> **TASK INPUT**:
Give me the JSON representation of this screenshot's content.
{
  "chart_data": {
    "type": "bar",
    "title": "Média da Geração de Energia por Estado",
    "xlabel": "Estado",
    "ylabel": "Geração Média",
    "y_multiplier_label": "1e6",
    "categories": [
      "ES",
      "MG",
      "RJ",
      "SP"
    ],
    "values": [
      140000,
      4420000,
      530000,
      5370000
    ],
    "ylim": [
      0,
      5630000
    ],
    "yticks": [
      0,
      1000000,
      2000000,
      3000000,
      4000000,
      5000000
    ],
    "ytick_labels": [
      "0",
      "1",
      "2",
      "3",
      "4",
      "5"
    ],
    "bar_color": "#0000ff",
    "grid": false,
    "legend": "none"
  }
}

> **EXERCISE AIM**: Return the entries in full, keeping every line exactly as it is.

> **REPLY TO THE TASK**:
Give me the JSON representation of this screenshot's content.
{
  "chart_data": {
    "type": "bar",
    "title": "Média da Geração de Energia por Estado",
    "xlabel": "Estado",
    "ylabel": "Geração Média",
    "y_multiplier_label": "1e6",
    "categories": [
      "ES",
      "MG",
      "RJ",
      "SP"
    ],
    "values": [
      140000,
      4420000,
      530000,
      5370000
    ],
    "ylim": [
      0,
      5630000
    ],
    "yticks": [
      0,
      1000000,
      2000000,
      3000000,
      4000000,
      5000000
    ],
    "ytick_labels": [
      "0",
      "1",
      "2",
      "3",
      "4",
      "5"
    ],
    "bar_color": "#0000ff",
    "grid": false,
    "legend": "none"
  }
}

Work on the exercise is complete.